# Problem description
Copy every line of the data that contains the string "cable".

# Records provided
>>>
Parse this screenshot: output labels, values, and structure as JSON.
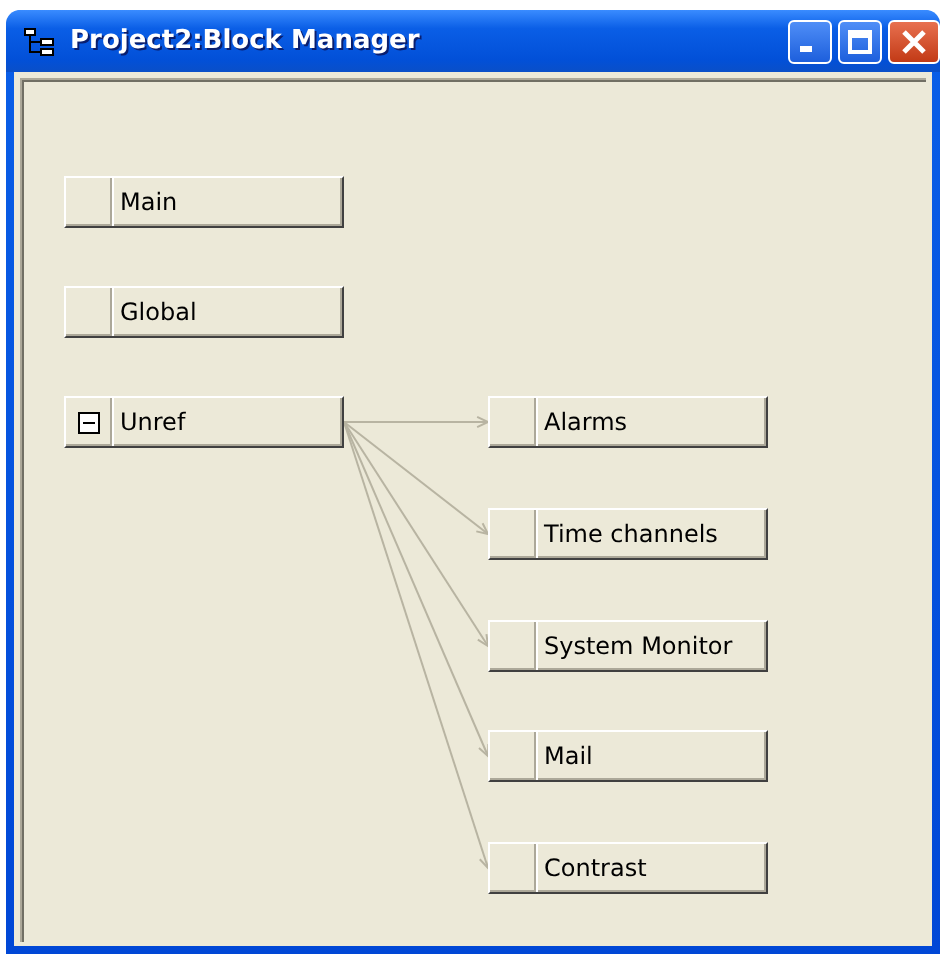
{
  "window": {
    "title": "Project2:Block Manager"
  },
  "blocks": [
    {
      "label": "Main"
    },
    {
      "label": "Global"
    },
    {
      "label": "Unref",
      "expanded": true,
      "children": [
        {
          "label": "Alarms"
        },
        {
          "label": "Time channels"
        },
        {
          "label": "System Monitor"
        },
        {
          "label": "Mail"
        },
        {
          "label": "Contrast"
        }
      ]
    }
  ]
}
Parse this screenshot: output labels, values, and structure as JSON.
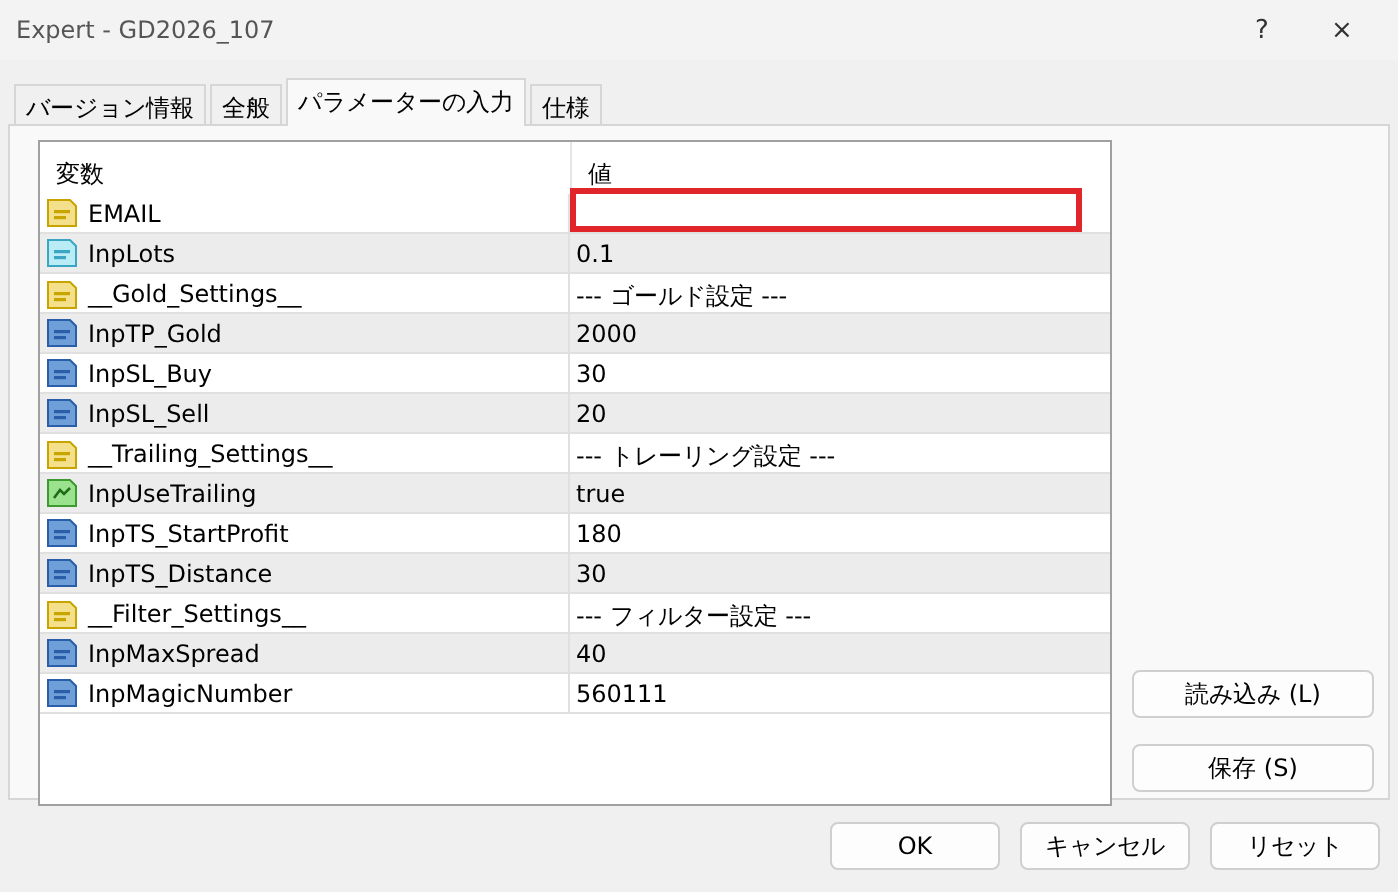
{
  "window": {
    "title": "Expert - GD2026_107",
    "help": "?",
    "close": "×"
  },
  "tabs": [
    {
      "label": "バージョン情報",
      "selected": false
    },
    {
      "label": "全般",
      "selected": false
    },
    {
      "label": "パラメーターの入力",
      "selected": true
    },
    {
      "label": "仕様",
      "selected": false
    }
  ],
  "table": {
    "columns": [
      "変数",
      "値"
    ],
    "rows": [
      {
        "kind": "string",
        "name": "EMAIL",
        "value": "",
        "highlighted": true
      },
      {
        "kind": "double",
        "name": "InpLots",
        "value": "0.1",
        "highlighted": false
      },
      {
        "kind": "string",
        "name": "__Gold_Settings__",
        "value": "--- ゴールド設定 ---",
        "highlighted": false
      },
      {
        "kind": "int",
        "name": "InpTP_Gold",
        "value": "2000",
        "highlighted": false
      },
      {
        "kind": "int",
        "name": "InpSL_Buy",
        "value": "30",
        "highlighted": false
      },
      {
        "kind": "int",
        "name": "InpSL_Sell",
        "value": "20",
        "highlighted": false
      },
      {
        "kind": "string",
        "name": "__Trailing_Settings__",
        "value": "--- トレーリング設定 ---",
        "highlighted": false
      },
      {
        "kind": "bool",
        "name": "InpUseTrailing",
        "value": "true",
        "highlighted": false
      },
      {
        "kind": "int",
        "name": "InpTS_StartProfit",
        "value": "180",
        "highlighted": false
      },
      {
        "kind": "int",
        "name": "InpTS_Distance",
        "value": "30",
        "highlighted": false
      },
      {
        "kind": "string",
        "name": "__Filter_Settings__",
        "value": "--- フィルター設定 ---",
        "highlighted": false
      },
      {
        "kind": "int",
        "name": "InpMaxSpread",
        "value": "40",
        "highlighted": false
      },
      {
        "kind": "int",
        "name": "InpMagicNumber",
        "value": "560111",
        "highlighted": false
      }
    ]
  },
  "side_buttons": [
    "読み込み (L)",
    "保存 (S)"
  ],
  "buttons": [
    "OK",
    "キャンセル",
    "リセット"
  ]
}
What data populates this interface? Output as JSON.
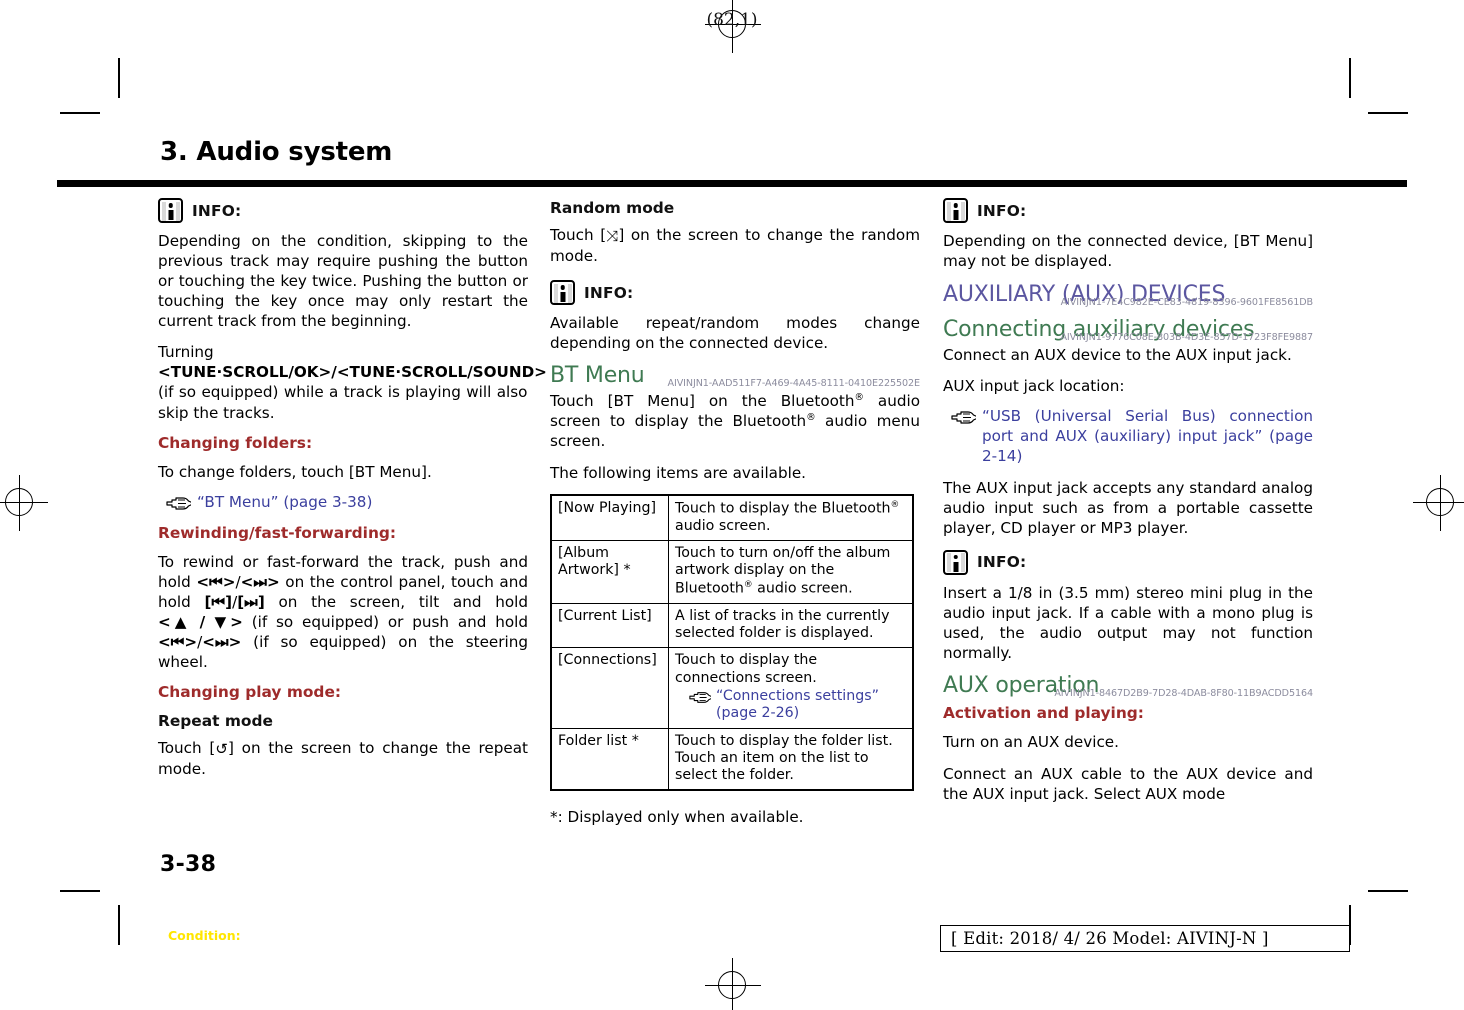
{
  "page": {
    "folio_mark": "(82,1)",
    "chapter_title": "3. Audio system",
    "page_number": "3-38",
    "condition_label": "Condition:",
    "edit_footer": "[ Edit: 2018/ 4/ 26   Model: AIVINJ-N ]"
  },
  "column1": {
    "info1": {
      "label": "INFO:",
      "paragraph1": "Depending on the condition, skipping to the previous track may require pushing the button or touching the key twice. Pushing the button or touching the key once may only restart the current track from the beginning.",
      "paragraph2_pre": "Turning ",
      "paragraph2_bold": "<TUNE·SCROLL/OK>/<TUNE·SCROLL/SOUND>",
      "paragraph2_post": " (if so equipped) while a track is playing will also skip the tracks."
    },
    "changing_folders": {
      "heading": "Changing folders:",
      "text": "To change folders, touch [BT Menu].",
      "link": "“BT Menu” (page 3-38)"
    },
    "rewinding": {
      "heading": "Rewinding/fast-forwarding:",
      "text_1": "To rewind or fast-forward the track, push and hold ",
      "ctl_prev_panel": "<⏮>",
      "text_2": "/",
      "ctl_next_panel": "<⏭>",
      "text_3": " on the control panel, touch and hold ",
      "ctl_prev_screen": "[⏮]",
      "text_4": "/",
      "ctl_next_screen": "[⏭]",
      "text_5": " on the screen, tilt and hold ",
      "ctl_tilt": "<▲ / ▼>",
      "text_6": " (if so equipped) or push and hold ",
      "ctl_prev_wheel": "<⏮>",
      "text_7": "/",
      "ctl_next_wheel": "<⏭>",
      "text_8": " (if so equipped) on the steering wheel."
    },
    "changing_play_mode": {
      "heading": "Changing play mode:",
      "repeat_heading": "Repeat mode",
      "repeat_text_pre": "Touch [",
      "repeat_icon": "↺",
      "repeat_text_post": "] on the screen to change the repeat mode."
    }
  },
  "column2": {
    "random_mode": {
      "heading": "Random mode",
      "text_pre": "Touch [",
      "icon": "⤨",
      "text_post": "] on the screen to change the random mode."
    },
    "info2": {
      "label": "INFO:",
      "paragraph": "Available repeat/random modes change depending on the connected device."
    },
    "bt_menu": {
      "heading": "BT Menu",
      "doc_id": "AIVINJN1-AAD511F7-A469-4A45-8111-0410E225502E",
      "paragraph1_a": "Touch [BT Menu] on the Bluetooth",
      "paragraph1_b": " audio screen to display the Bluetooth",
      "paragraph1_c": " audio menu screen.",
      "paragraph2": "The following items are available."
    },
    "table": {
      "rows": [
        {
          "key": "[Now Playing]",
          "value_a": "Touch to display the Bluetooth",
          "value_b": " audio screen."
        },
        {
          "key": "[Album Artwork] *",
          "value_a": "Touch to turn on/off the album artwork display on the Bluetooth",
          "value_b": " audio screen."
        },
        {
          "key": "[Current List]",
          "value_a": "A list of tracks in the currently selected folder is displayed.",
          "value_b": ""
        },
        {
          "key": "[Connections]",
          "value_a": "Touch to display the connections screen.",
          "value_b": "",
          "link": "“Connections settings” (page 2-26)"
        },
        {
          "key": "Folder list *",
          "value_a": "Touch to display the folder list. Touch an item on the list to select the folder.",
          "value_b": ""
        }
      ]
    },
    "footnote": "*: Displayed only when available."
  },
  "column3": {
    "info3": {
      "label": "INFO:",
      "paragraph": "Depending on the connected device, [BT Menu] may not be displayed."
    },
    "aux_devices": {
      "heading": "AUXILIARY (AUX) DEVICES",
      "doc_id": "AIVINJN1-7E4C982E-CE83-4819-8396-9601FE8561DB"
    },
    "connecting": {
      "heading": "Connecting auxiliary devices",
      "doc_id": "AIVINJN1-9776C08E-803B-4D3E-857D-1723F8FE9887",
      "paragraph1": "Connect an AUX device to the AUX input jack.",
      "paragraph2": "AUX input jack location:",
      "link": "“USB (Universal Serial Bus) connection port and AUX (auxiliary) input jack” (page 2-14)",
      "paragraph3": "The AUX input jack accepts any standard analog audio input such as from a portable cassette player, CD player or MP3 player."
    },
    "info4": {
      "label": "INFO:",
      "paragraph": "Insert a 1/8 in (3.5 mm) stereo mini plug in the audio input jack. If a cable with a mono plug is used, the audio output may not function normally."
    },
    "aux_operation": {
      "heading": "AUX operation",
      "doc_id": "AIVINJN1-8467D2B9-7D28-4DAB-8F80-11B9ACDD5164",
      "activation_heading": "Activation and playing:",
      "paragraph1": "Turn on an AUX device.",
      "paragraph2": "Connect an AUX cable to the AUX device and the AUX input jack. Select AUX mode"
    }
  },
  "colors": {
    "heading_red": "#9e2b2b",
    "heading_green": "#3f7a52",
    "heading_purple": "#5b56a0",
    "link_blue": "#3b3f9e",
    "doc_id_gray": "#8c8c9e",
    "condition_yellow": "#ffe600"
  }
}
<<<
# Solution to this exercise
      "paragraph": "Insert a 1/8 in (3.5 mm) stereo mini plug in the audio input jack. If a cable with a mono plug is used, the audio output may not function normally."
      "paragraph2": "Connect an AUX cable to the AUX device and the AUX input jack. Select AUX mode"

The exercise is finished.